#### MATERIAL PROVIDED
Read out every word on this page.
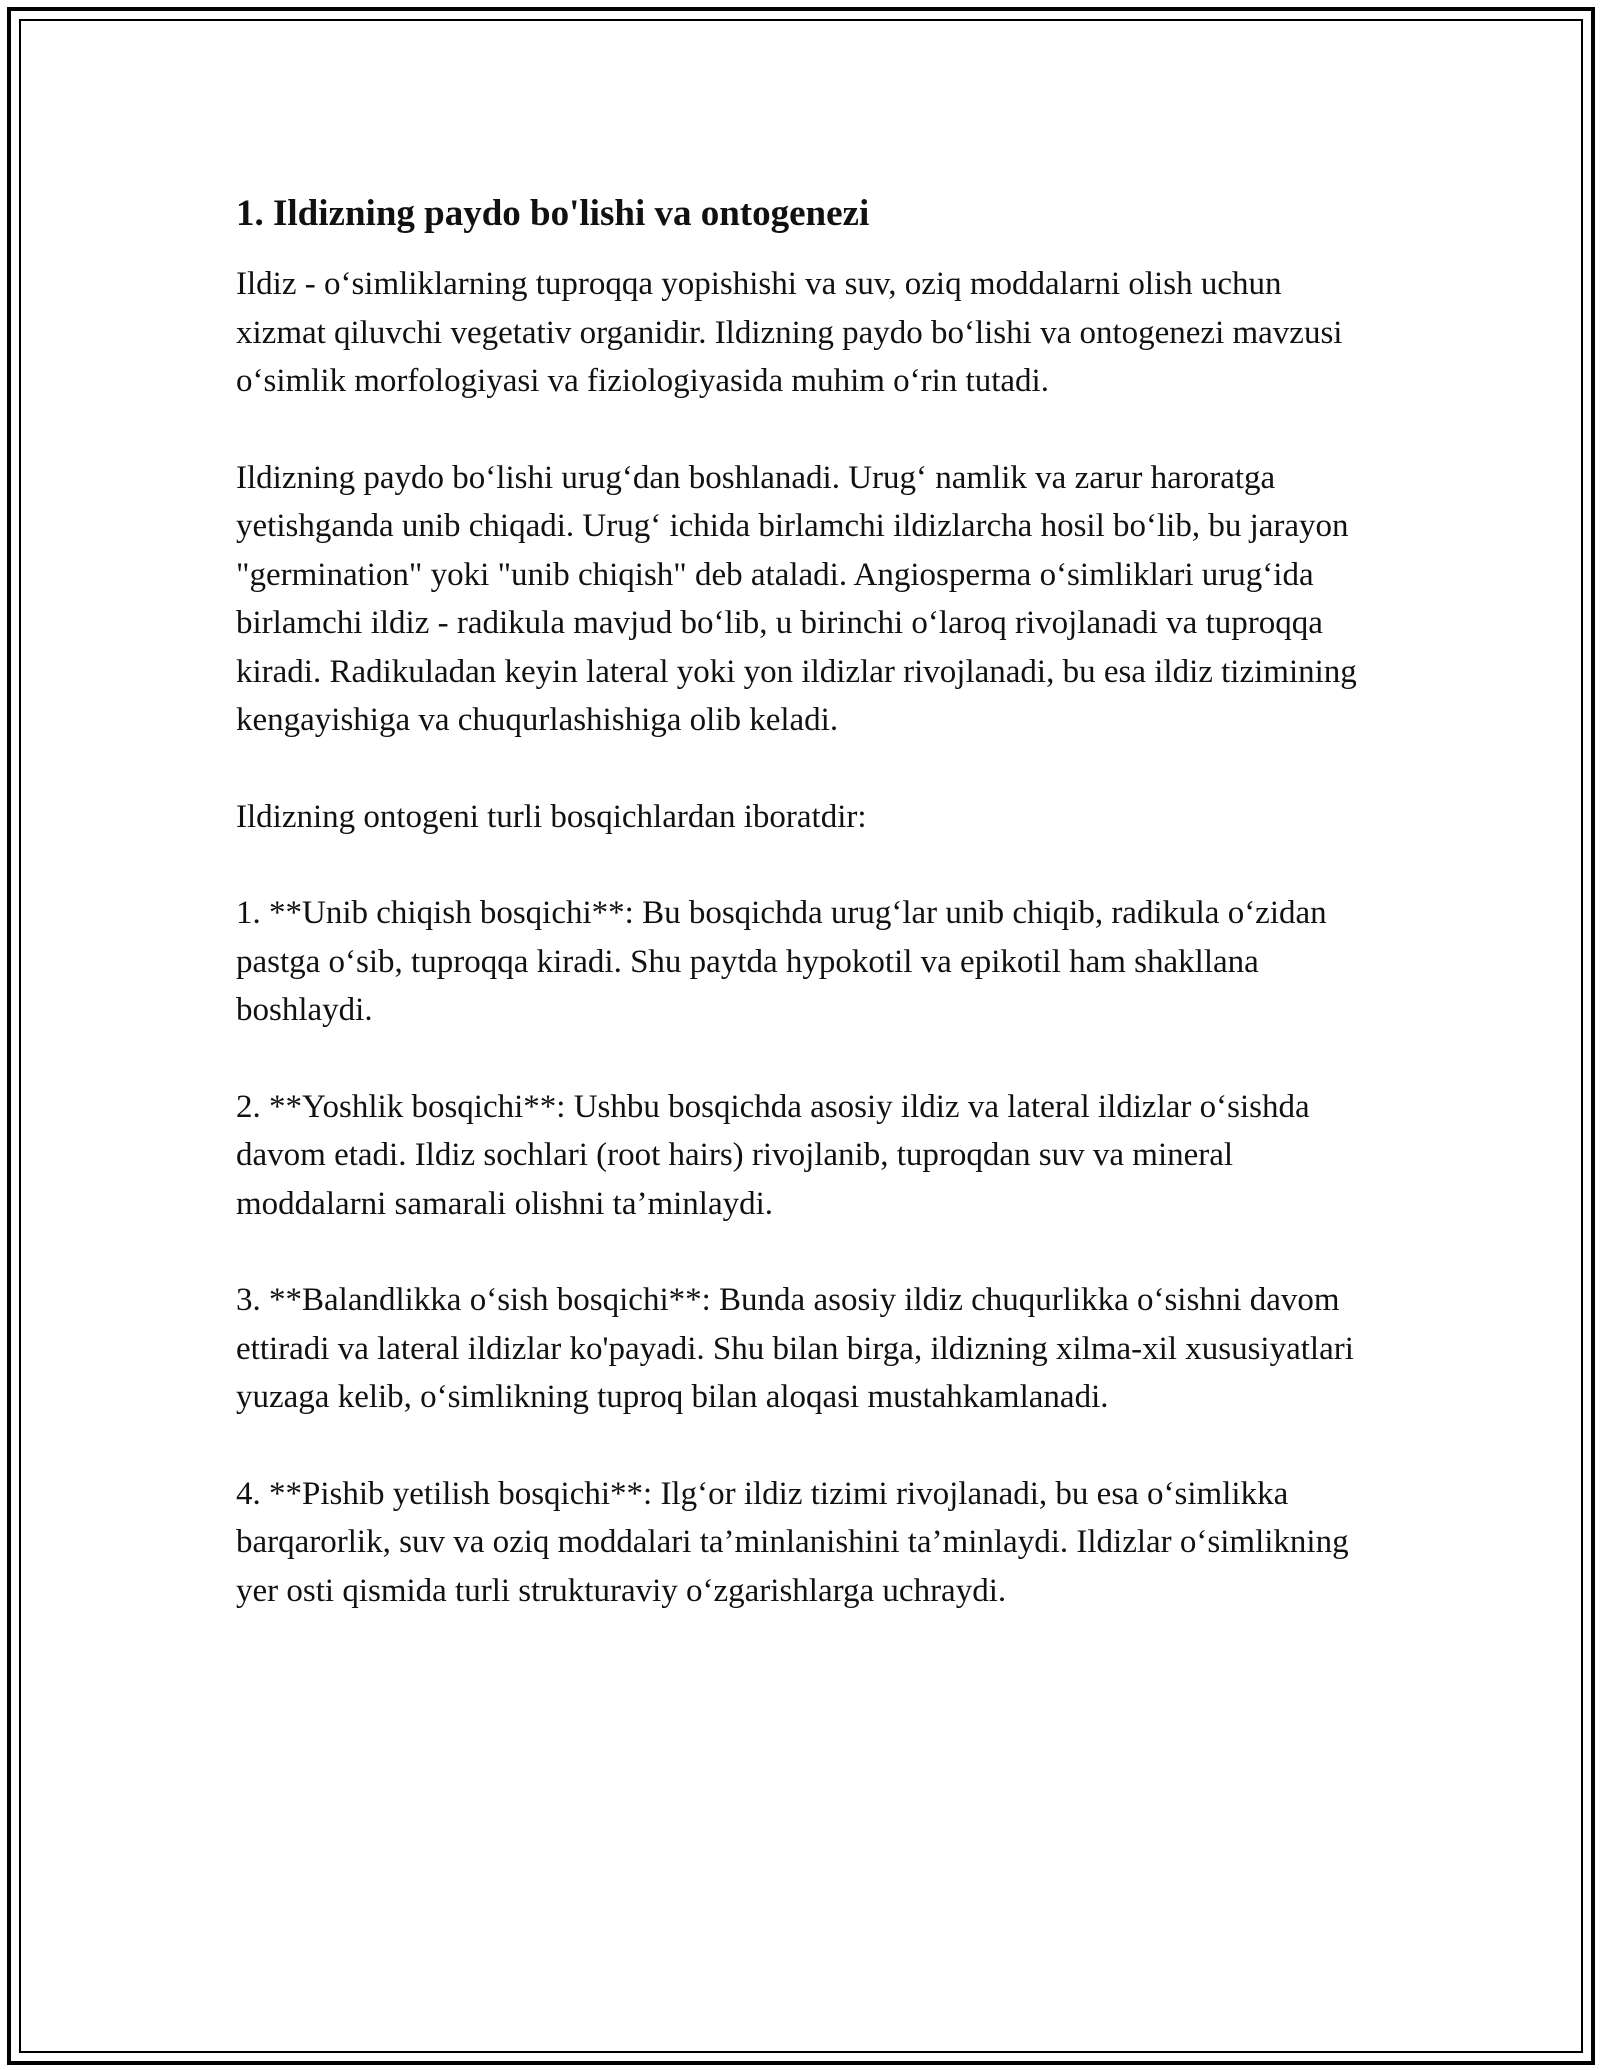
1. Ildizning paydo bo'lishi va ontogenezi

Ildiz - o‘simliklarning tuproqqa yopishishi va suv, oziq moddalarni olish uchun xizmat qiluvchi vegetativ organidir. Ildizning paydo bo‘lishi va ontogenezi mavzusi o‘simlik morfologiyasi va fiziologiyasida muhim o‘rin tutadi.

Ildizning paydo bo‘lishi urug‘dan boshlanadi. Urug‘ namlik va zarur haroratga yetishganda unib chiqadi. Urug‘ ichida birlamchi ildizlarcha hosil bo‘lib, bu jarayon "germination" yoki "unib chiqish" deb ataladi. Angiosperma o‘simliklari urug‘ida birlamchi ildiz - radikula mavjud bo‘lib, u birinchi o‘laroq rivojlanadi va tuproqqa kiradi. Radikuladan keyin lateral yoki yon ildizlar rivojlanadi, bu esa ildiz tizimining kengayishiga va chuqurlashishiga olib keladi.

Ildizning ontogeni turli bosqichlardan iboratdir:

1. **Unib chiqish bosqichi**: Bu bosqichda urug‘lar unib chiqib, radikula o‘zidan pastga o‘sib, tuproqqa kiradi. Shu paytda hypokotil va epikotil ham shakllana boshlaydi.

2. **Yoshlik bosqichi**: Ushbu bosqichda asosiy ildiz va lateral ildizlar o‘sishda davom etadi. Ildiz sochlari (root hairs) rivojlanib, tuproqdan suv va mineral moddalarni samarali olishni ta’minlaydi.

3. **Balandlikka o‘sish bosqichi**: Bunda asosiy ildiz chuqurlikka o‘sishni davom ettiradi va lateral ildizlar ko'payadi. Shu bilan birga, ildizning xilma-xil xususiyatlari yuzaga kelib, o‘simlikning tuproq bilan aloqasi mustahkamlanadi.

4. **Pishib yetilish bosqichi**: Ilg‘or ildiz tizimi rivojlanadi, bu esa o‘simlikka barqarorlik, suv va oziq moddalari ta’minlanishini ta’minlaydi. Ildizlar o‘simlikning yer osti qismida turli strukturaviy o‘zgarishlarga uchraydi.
########
#### MATERIAL PROVIDED
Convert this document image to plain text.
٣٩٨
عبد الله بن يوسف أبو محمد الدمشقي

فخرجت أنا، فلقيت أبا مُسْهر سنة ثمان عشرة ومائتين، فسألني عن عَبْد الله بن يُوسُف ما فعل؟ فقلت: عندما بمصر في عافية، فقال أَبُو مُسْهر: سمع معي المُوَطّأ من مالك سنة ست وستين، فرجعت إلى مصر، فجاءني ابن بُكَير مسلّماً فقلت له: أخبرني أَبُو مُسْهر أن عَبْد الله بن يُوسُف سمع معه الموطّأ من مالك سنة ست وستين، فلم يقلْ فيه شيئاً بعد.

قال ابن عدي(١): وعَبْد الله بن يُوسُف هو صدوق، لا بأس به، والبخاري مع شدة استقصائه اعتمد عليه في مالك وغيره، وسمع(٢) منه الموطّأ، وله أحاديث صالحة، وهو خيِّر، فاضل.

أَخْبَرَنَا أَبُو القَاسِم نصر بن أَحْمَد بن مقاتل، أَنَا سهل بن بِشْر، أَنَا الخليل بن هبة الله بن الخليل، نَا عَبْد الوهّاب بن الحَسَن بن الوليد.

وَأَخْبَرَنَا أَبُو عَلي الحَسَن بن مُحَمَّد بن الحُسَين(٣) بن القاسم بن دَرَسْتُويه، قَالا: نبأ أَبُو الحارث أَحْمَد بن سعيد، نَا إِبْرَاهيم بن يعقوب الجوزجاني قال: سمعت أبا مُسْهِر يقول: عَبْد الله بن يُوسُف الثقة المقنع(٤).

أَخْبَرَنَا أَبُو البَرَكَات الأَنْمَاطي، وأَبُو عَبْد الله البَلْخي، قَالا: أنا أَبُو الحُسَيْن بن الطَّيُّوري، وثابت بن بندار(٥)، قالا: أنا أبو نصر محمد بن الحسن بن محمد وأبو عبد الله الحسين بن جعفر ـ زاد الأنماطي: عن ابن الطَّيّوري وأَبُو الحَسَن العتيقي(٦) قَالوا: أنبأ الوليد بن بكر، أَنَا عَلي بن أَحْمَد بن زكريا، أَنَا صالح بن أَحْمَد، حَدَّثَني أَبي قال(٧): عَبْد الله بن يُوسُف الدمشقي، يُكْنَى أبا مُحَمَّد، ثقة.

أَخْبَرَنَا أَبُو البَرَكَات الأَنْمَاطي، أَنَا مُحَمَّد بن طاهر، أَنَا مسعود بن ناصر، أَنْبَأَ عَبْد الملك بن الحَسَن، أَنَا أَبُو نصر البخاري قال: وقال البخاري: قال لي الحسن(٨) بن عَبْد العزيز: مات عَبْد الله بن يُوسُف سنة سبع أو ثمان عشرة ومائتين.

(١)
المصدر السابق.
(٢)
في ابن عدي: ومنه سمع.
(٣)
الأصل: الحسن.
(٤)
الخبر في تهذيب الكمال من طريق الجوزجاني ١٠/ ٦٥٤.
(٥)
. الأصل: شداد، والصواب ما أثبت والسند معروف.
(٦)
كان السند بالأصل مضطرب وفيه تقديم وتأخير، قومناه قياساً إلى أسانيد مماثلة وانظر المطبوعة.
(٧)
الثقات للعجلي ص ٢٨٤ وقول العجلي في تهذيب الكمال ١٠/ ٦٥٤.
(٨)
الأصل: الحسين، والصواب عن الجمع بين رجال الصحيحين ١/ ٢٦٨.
########
__TASK__:
Show, from the listing above, each line that contains the word "simlikning".

__SOLUTION TO THIS EXERCISE__:
3. **Balandlikka o‘sish bosqichi**: Bunda asosiy ildiz chuqurlikka o‘sishni davom ettiradi va lateral ildizlar ko'payadi. Shu bilan birga, ildizning xilma-xil xususiyatlari yuzaga kelib, o‘simlikning tuproq bilan aloqasi mustahkamlanadi.
4. **Pishib yetilish bosqichi**: Ilg‘or ildiz tizimi rivojlanadi, bu esa o‘simlikka barqarorlik, suv va oziq moddalari ta’minlanishini ta’minlaydi. Ildizlar o‘simlikning yer osti qismida turli strukturaviy o‘zgarishlarga uchraydi.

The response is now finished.